Data records:
━━━

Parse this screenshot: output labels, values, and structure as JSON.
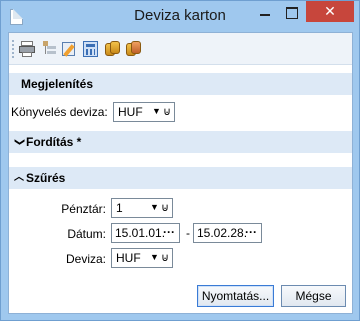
{
  "window": {
    "title": "Deviza karton",
    "close_glyph": "✕"
  },
  "toolbar": {
    "icons": [
      "printer-icon",
      "tree-icon",
      "edit-icon",
      "calculator-icon",
      "coins-icon",
      "coins-export-icon"
    ]
  },
  "sections": {
    "display": {
      "title": "Megjelenítés"
    },
    "translation": {
      "title": "Fordítás *",
      "chevron": "❯"
    },
    "filter": {
      "title": "Szűrés",
      "chevron": "︿"
    }
  },
  "display": {
    "accounting_currency_label": "Könyvelés deviza:",
    "accounting_currency_value": "HUF"
  },
  "filter": {
    "cashdesk_label": "Pénztár:",
    "cashdesk_value": "1",
    "date_label": "Dátum:",
    "date_from": "15.01.01.",
    "date_to": "15.02.28.",
    "date_separator": "-",
    "currency_label": "Deviza:",
    "currency_value": "HUF"
  },
  "combo": {
    "arrow": "▼",
    "clip": "⊍",
    "dots": "···"
  },
  "footer": {
    "print_label": "Nyomtatás...",
    "cancel_label": "Mégse"
  }
}
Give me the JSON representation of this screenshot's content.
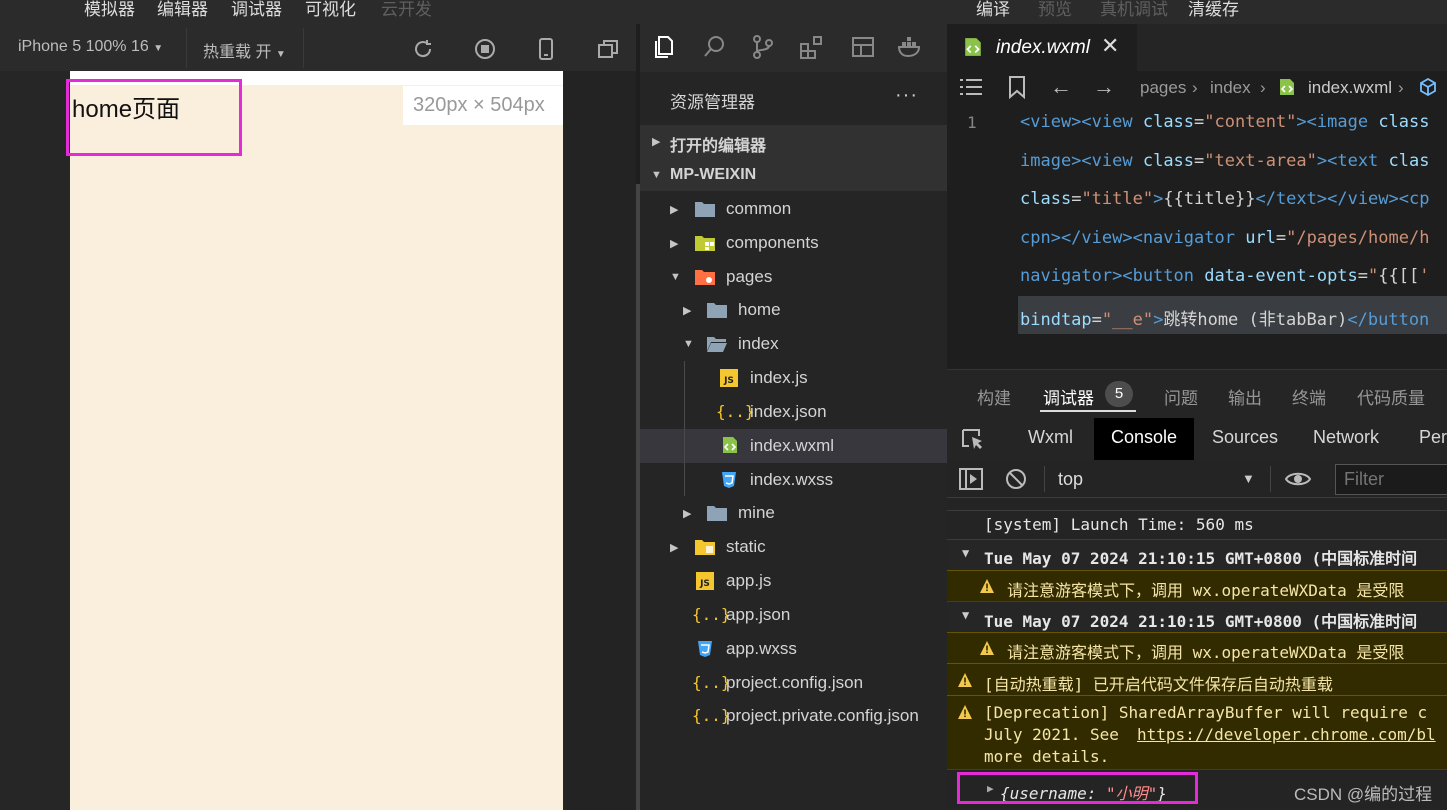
{
  "menu": {
    "items": [
      {
        "label": "模拟器",
        "enabled": true
      },
      {
        "label": "编辑器",
        "enabled": true
      },
      {
        "label": "调试器",
        "enabled": true
      },
      {
        "label": "可视化",
        "enabled": true
      },
      {
        "label": "云开发",
        "enabled": false
      }
    ],
    "right_items": [
      {
        "label": "编译",
        "enabled": true
      },
      {
        "label": "预览",
        "enabled": false
      },
      {
        "label": "真机调试",
        "enabled": false
      },
      {
        "label": "清缓存",
        "enabled": true
      }
    ]
  },
  "simulator": {
    "device_select": "iPhone 5 100% 16",
    "hot_reload": "热重载 开",
    "page_text": "home页面",
    "size_label": "320px × 504px"
  },
  "explorer": {
    "title": "资源管理器",
    "more": "···",
    "open_editors": "打开的编辑器",
    "root": "MP-WEIXIN",
    "tree": {
      "common": "common",
      "components": "components",
      "pages": "pages",
      "home": "home",
      "index": "index",
      "index_js": "index.js",
      "index_json": "index.json",
      "index_wxml": "index.wxml",
      "index_wxss": "index.wxss",
      "mine": "mine",
      "static": "static",
      "app_js": "app.js",
      "app_json": "app.json",
      "app_wxss": "app.wxss",
      "project_config": "project.config.json",
      "project_private_config": "project.private.config.json"
    }
  },
  "editor": {
    "tab": "index.wxml",
    "breadcrumb": [
      "pages",
      "index",
      "index.wxml"
    ],
    "line_number": "1"
  },
  "panel": {
    "tabs": [
      "构建",
      "调试器",
      "问题",
      "输出",
      "终端",
      "代码质量"
    ],
    "badge": "5",
    "devtools_tabs": [
      "Wxml",
      "Console",
      "Sources",
      "Network",
      "Perf"
    ],
    "context": "top",
    "filter_placeholder": "Filter"
  },
  "console": {
    "launch": "[system] Launch Time: 560 ms",
    "group1": "Tue May 07 2024 21:10:15 GMT+0800 (中国标准时间",
    "warn1": "请注意游客模式下，调用 wx.operateWXData 是受限",
    "group2": "Tue May 07 2024 21:10:15 GMT+0800 (中国标准时间",
    "warn2": "请注意游客模式下，调用 wx.operateWXData 是受限",
    "hot_reload": "[自动热重载] 已开启代码文件保存后自动热重载",
    "deprecation_line1": "[Deprecation] SharedArrayBuffer will require c",
    "deprecation_line2a": "July 2021. See ",
    "deprecation_link": "https://developer.chrome.com/bl",
    "deprecation_line3": "more details.",
    "object_open": "{",
    "object_key": "username",
    "object_colon": ": ",
    "object_value": "\"小明\"",
    "object_close": "}"
  },
  "watermark": "CSDN @编的过程",
  "colors": {
    "highlight_box": "#e52ad8",
    "page_bg": "#faeedd",
    "tag": "#569cd6",
    "attr": "#9cdcfe",
    "string": "#ce9178",
    "warning": "#f2c94c"
  }
}
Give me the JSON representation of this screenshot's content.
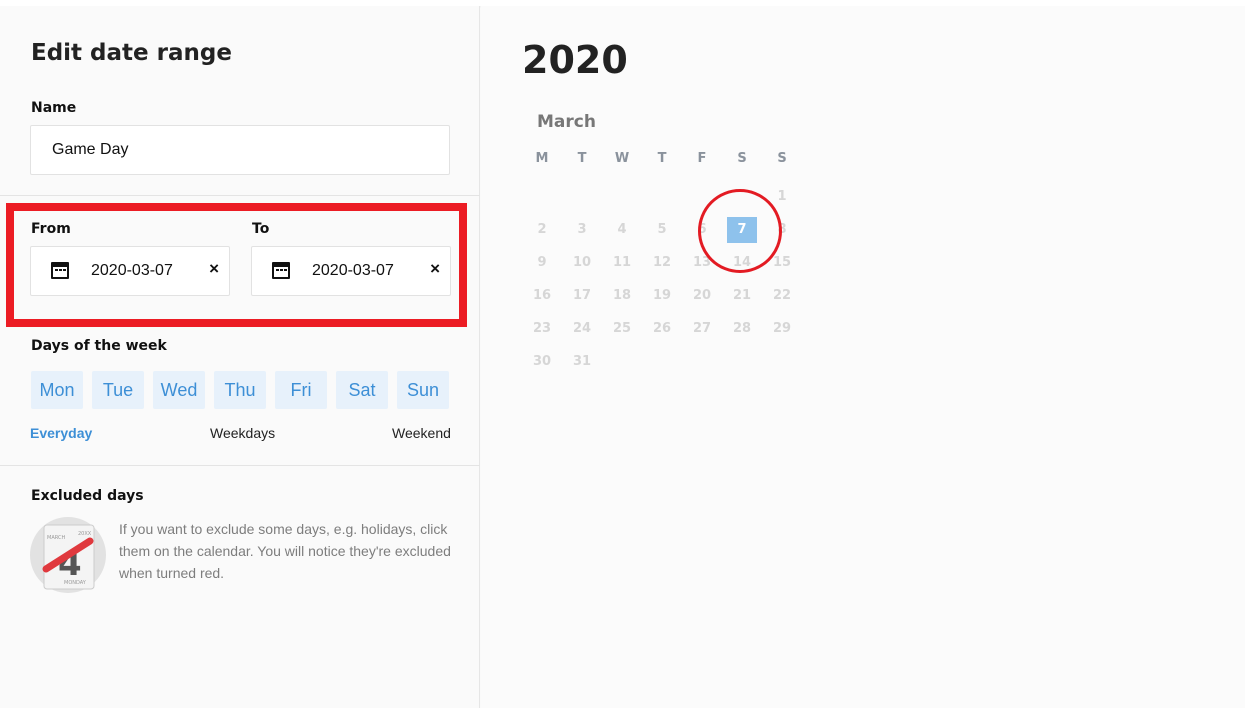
{
  "panel": {
    "title": "Edit date range",
    "name_label": "Name",
    "name_value": "Game Day",
    "from_label": "From",
    "from_value": "2020-03-07",
    "to_label": "To",
    "to_value": "2020-03-07",
    "clear_icon": "×",
    "days_label": "Days of the week",
    "days": [
      "Mon",
      "Tue",
      "Wed",
      "Thu",
      "Fri",
      "Sat",
      "Sun"
    ],
    "presets": [
      "Everyday",
      "Weekdays",
      "Weekend"
    ],
    "active_preset": "Everyday",
    "excluded_label": "Excluded days",
    "excluded_help": "If you want to exclude some days, e.g. holidays, click them on the calendar. You will notice they're excluded when turned red.",
    "illustration": {
      "month": "MARCH",
      "year": "20XX",
      "day": "4",
      "weekday": "MONDAY"
    }
  },
  "calendar": {
    "year": "2020",
    "month": "March",
    "weekdays": [
      "M",
      "T",
      "W",
      "T",
      "F",
      "S",
      "S"
    ],
    "first_weekday_index": 6,
    "days_in_month": 31,
    "selected_day": 7
  },
  "colors": {
    "accent": "#3d8fd6",
    "selected": "#8ec2ec",
    "annotation": "#ec1c24"
  }
}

━━━

- TASK REQUIREMENTS: Send back the data above word for word, with the pictures left out.

- OUTPUT OF THE TASK:
Parse this screenshot: output labels, values, and structure as JSON.
{
  "window": {
    "title": "Deviza karton",
    "close_glyph": "✕"
  },
  "toolbar": {
    "icons": [
      "printer-icon",
      "tree-icon",
      "edit-icon",
      "calculator-icon",
      "coins-icon",
      "coins-export-icon"
    ]
  },
  "sections": {
    "display": {
      "title": "Megjelenítés"
    },
    "translation": {
      "title": "Fordítás *",
      "chevron": "❯"
    },
    "filter": {
      "title": "Szűrés",
      "chevron": "︿"
    }
  },
  "display": {
    "accounting_currency_label": "Könyvelés deviza:",
    "accounting_currency_value": "HUF"
  },
  "filter": {
    "cashdesk_label": "Pénztár:",
    "cashdesk_value": "1",
    "date_label": "Dátum:",
    "date_from": "15.01.01.",
    "date_to": "15.02.28.",
    "date_separator": "-",
    "currency_label": "Deviza:",
    "currency_value": "HUF"
  },
  "combo": {
    "arrow": "▼",
    "clip": "⊍",
    "dots": "···"
  },
  "footer": {
    "print_label": "Nyomtatás...",
    "cancel_label": "Mégse"
  }
}
Give me the JSON representation of this screenshot's content.
{
  "menu": {
    "items": [
      {
        "label": "模拟器",
        "enabled": true
      },
      {
        "label": "编辑器",
        "enabled": true
      },
      {
        "label": "调试器",
        "enabled": true
      },
      {
        "label": "可视化",
        "enabled": true
      },
      {
        "label": "云开发",
        "enabled": false
      }
    ],
    "right_items": [
      {
        "label": "编译",
        "enabled": true
      },
      {
        "label": "预览",
        "enabled": false
      },
      {
        "label": "真机调试",
        "enabled": false
      },
      {
        "label": "清缓存",
        "enabled": true
      }
    ]
  },
  "simulator": {
    "device_select": "iPhone 5 100% 16",
    "hot_reload": "热重载 开",
    "page_text": "home页面",
    "size_label": "320px × 504px"
  },
  "explorer": {
    "title": "资源管理器",
    "more": "···",
    "open_editors": "打开的编辑器",
    "root": "MP-WEIXIN",
    "tree": {
      "common": "common",
      "components": "components",
      "pages": "pages",
      "home": "home",
      "index": "index",
      "index_js": "index.js",
      "index_json": "index.json",
      "index_wxml": "index.wxml",
      "index_wxss": "index.wxss",
      "mine": "mine",
      "static": "static",
      "app_js": "app.js",
      "app_json": "app.json",
      "app_wxss": "app.wxss",
      "project_config": "project.config.json",
      "project_private_config": "project.private.config.json"
    }
  },
  "editor": {
    "tab": "index.wxml",
    "breadcrumb": [
      "pages",
      "index",
      "index.wxml"
    ],
    "line_number": "1"
  },
  "panel": {
    "tabs": [
      "构建",
      "调试器",
      "问题",
      "输出",
      "终端",
      "代码质量"
    ],
    "badge": "5",
    "devtools_tabs": [
      "Wxml",
      "Console",
      "Sources",
      "Network",
      "Perf"
    ],
    "context": "top",
    "filter_placeholder": "Filter"
  },
  "console": {
    "launch": "[system] Launch Time: 560 ms",
    "group1": "Tue May 07 2024 21:10:15 GMT+0800 (中国标准时间",
    "warn1": "请注意游客模式下，调用 wx.operateWXData 是受限",
    "group2": "Tue May 07 2024 21:10:15 GMT+0800 (中国标准时间",
    "warn2": "请注意游客模式下，调用 wx.operateWXData 是受限",
    "hot_reload": "[自动热重载] 已开启代码文件保存后自动热重载",
    "deprecation_line1": "[Deprecation] SharedArrayBuffer will require c",
    "deprecation_line2a": "July 2021. See ",
    "deprecation_link": "https://developer.chrome.com/bl",
    "deprecation_line3": "more details.",
    "object_open": "{",
    "object_key": "username",
    "object_colon": ": ",
    "object_value": "\"小明\"",
    "object_close": "}"
  },
  "watermark": "CSDN @编的过程",
  "colors": {
    "highlight_box": "#e52ad8",
    "page_bg": "#faeedd",
    "tag": "#569cd6",
    "attr": "#9cdcfe",
    "string": "#ce9178",
    "warning": "#f2c94c"
  }
}
Give me the JSON representation of this screenshot's content.
{
  "panel": {
    "title": "Edit date range",
    "name_label": "Name",
    "name_value": "Game Day",
    "from_label": "From",
    "from_value": "2020-03-07",
    "to_label": "To",
    "to_value": "2020-03-07",
    "clear_icon": "×",
    "days_label": "Days of the week",
    "days": [
      "Mon",
      "Tue",
      "Wed",
      "Thu",
      "Fri",
      "Sat",
      "Sun"
    ],
    "presets": [
      "Everyday",
      "Weekdays",
      "Weekend"
    ],
    "active_preset": "Everyday",
    "excluded_label": "Excluded days",
    "excluded_help": "If you want to exclude some days, e.g. holidays, click them on the calendar. You will notice they're excluded when turned red.",
    "illustration": {
      "month": "MARCH",
      "year": "20XX",
      "day": "4",
      "weekday": "MONDAY"
    }
  },
  "calendar": {
    "year": "2020",
    "month": "March",
    "weekdays": [
      "M",
      "T",
      "W",
      "T",
      "F",
      "S",
      "S"
    ],
    "first_weekday_index": 6,
    "days_in_month": 31,
    "selected_day": 7
  },
  "colors": {
    "accent": "#3d8fd6",
    "selected": "#8ec2ec",
    "annotation": "#ec1c24"
  }
}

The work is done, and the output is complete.